Data to use ->
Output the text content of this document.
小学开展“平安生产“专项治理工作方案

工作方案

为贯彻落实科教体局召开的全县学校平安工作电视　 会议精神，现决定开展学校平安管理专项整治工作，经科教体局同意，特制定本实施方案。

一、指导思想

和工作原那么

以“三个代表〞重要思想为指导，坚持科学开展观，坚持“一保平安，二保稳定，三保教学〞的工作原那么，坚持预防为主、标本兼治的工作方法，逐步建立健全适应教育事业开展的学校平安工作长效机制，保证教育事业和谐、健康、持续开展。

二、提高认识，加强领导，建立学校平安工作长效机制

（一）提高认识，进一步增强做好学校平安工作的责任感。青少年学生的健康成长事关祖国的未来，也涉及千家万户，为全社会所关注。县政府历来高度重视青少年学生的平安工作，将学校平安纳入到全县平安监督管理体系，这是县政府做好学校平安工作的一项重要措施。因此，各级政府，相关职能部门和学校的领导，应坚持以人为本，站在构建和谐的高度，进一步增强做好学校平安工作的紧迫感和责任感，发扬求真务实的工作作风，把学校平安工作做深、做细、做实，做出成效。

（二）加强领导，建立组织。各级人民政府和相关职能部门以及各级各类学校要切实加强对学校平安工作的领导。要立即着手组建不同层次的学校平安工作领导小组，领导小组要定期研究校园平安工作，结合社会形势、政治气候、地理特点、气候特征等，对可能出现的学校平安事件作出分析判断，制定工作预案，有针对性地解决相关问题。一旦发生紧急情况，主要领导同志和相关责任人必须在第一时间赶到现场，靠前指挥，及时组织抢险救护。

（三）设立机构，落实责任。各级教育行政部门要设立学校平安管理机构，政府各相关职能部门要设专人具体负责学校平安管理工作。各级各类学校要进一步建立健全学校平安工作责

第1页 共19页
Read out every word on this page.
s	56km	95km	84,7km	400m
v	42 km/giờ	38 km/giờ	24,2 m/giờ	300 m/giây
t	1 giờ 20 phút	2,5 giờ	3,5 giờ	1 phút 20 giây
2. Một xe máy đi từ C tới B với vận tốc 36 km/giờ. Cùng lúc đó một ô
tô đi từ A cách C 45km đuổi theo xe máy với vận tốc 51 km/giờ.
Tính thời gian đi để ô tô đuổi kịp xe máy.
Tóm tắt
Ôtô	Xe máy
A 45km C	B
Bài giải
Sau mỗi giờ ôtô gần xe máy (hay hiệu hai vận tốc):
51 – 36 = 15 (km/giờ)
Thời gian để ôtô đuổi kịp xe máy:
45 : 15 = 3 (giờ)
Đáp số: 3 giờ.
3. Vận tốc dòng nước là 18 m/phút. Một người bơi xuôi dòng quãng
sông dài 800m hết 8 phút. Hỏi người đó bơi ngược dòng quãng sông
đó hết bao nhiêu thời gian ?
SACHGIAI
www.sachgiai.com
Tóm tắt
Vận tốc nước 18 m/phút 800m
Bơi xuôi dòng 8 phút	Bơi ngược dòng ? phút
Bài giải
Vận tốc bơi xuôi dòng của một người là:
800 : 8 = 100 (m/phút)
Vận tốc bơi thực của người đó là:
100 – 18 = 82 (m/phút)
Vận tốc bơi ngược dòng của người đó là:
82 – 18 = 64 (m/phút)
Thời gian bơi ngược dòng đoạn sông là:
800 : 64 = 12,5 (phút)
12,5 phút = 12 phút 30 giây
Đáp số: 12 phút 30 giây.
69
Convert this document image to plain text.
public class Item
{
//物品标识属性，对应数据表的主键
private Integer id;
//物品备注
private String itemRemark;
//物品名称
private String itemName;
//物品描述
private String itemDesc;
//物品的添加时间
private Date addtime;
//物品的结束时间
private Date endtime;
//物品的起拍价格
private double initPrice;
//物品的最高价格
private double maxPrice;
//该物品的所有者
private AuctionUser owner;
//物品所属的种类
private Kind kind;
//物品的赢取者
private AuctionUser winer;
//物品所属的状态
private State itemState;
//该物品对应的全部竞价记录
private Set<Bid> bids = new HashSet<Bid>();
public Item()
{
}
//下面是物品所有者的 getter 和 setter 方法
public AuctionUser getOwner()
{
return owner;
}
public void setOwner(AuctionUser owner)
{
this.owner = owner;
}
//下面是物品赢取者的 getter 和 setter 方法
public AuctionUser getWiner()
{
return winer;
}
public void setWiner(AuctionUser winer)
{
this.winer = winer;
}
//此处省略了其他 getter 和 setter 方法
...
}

Direction ->
Return all the data exactly as given.

The response ->
Output the text content of this document.
小学开展“平安生产“专项治理工作方案

工作方案

为贯彻落实科教体局召开的全县学校平安工作电视　 会议精神，现决定开展学校平安管理专项整治工作，经科教体局同意，特制定本实施方案。

一、指导思想

和工作原那么

以“三个代表〞重要思想为指导，坚持科学开展观，坚持“一保平安，二保稳定，三保教学〞的工作原那么，坚持预防为主、标本兼治的工作方法，逐步建立健全适应教育事业开展的学校平安工作长效机制，保证教育事业和谐、健康、持续开展。

二、提高认识，加强领导，建立学校平安工作长效机制

（一）提高认识，进一步增强做好学校平安工作的责任感。青少年学生的健康成长事关祖国的未来，也涉及千家万户，为全社会所关注。县政府历来高度重视青少年学生的平安工作，将学校平安纳入到全县平安监督管理体系，这是县政府做好学校平安工作的一项重要措施。因此，各级政府，相关职能部门和学校的领导，应坚持以人为本，站在构建和谐的高度，进一步增强做好学校平安工作的紧迫感和责任感，发扬求真务实的工作作风，把学校平安工作做深、做细、做实，做出成效。

（二）加强领导，建立组织。各级人民政府和相关职能部门以及各级各类学校要切实加强对学校平安工作的领导。要立即着手组建不同层次的学校平安工作领导小组，领导小组要定期研究校园平安工作，结合社会形势、政治气候、地理特点、气候特征等，对可能出现的学校平安事件作出分析判断，制定工作预案，有针对性地解决相关问题。一旦发生紧急情况，主要领导同志和相关责任人必须在第一时间赶到现场，靠前指挥，及时组织抢险救护。

（三）设立机构，落实责任。各级教育行政部门要设立学校平安管理机构，政府各相关职能部门要设专人具体负责学校平安管理工作。各级各类学校要进一步建立健全学校平安工作责

第1页 共19页
Read out every word on this page.
s	56km	95km	84,7km	400m
v	42 km/giờ	38 km/giờ	24,2 m/giờ	300 m/giây
t	1 giờ 20 phút	2,5 giờ	3,5 giờ	1 phút 20 giây
2. Một xe máy đi từ C tới B với vận tốc 36 km/giờ. Cùng lúc đó một ô
tô đi từ A cách C 45km đuổi theo xe máy với vận tốc 51 km/giờ.
Tính thời gian đi để ô tô đuổi kịp xe máy.
Tóm tắt
Ôtô	Xe máy
A 45km C	B
Bài giải
Sau mỗi giờ ôtô gần xe máy (hay hiệu hai vận tốc):
51 – 36 = 15 (km/giờ)
Thời gian để ôtô đuổi kịp xe máy:
45 : 15 = 3 (giờ)
Đáp số: 3 giờ.
3. Vận tốc dòng nước là 18 m/phút. Một người bơi xuôi dòng quãng
sông dài 800m hết 8 phút. Hỏi người đó bơi ngược dòng quãng sông
đó hết bao nhiêu thời gian ?
SACHGIAI
www.sachgiai.com
Tóm tắt
Vận tốc nước 18 m/phút 800m
Bơi xuôi dòng 8 phút	Bơi ngược dòng ? phút
Bài giải
Vận tốc bơi xuôi dòng của một người là:
800 : 8 = 100 (m/phút)
Vận tốc bơi thực của người đó là:
100 – 18 = 82 (m/phút)
Vận tốc bơi ngược dòng của người đó là:
82 – 18 = 64 (m/phút)
Thời gian bơi ngược dòng đoạn sông là:
800 : 64 = 12,5 (phút)
12,5 phút = 12 phút 30 giây
Đáp số: 12 phút 30 giây.
69
Convert this document image to plain text.
public class Item
{
//物品标识属性，对应数据表的主键
private Integer id;
//物品备注
private String itemRemark;
//物品名称
private String itemName;
//物品描述
private String itemDesc;
//物品的添加时间
private Date addtime;
//物品的结束时间
private Date endtime;
//物品的起拍价格
private double initPrice;
//物品的最高价格
private double maxPrice;
//该物品的所有者
private AuctionUser owner;
//物品所属的种类
private Kind kind;
//物品的赢取者
private AuctionUser winer;
//物品所属的状态
private State itemState;
//该物品对应的全部竞价记录
private Set<Bid> bids = new HashSet<Bid>();
public Item()
{
}
//下面是物品所有者的 getter 和 setter 方法
public AuctionUser getOwner()
{
return owner;
}
public void setOwner(AuctionUser owner)
{
this.owner = owner;
}
//下面是物品赢取者的 getter 和 setter 方法
public AuctionUser getWiner()
{
return winer;
}
public void setWiner(AuctionUser winer)
{
this.winer = winer;
}
//此处省略了其他 getter 和 setter 方法
...
}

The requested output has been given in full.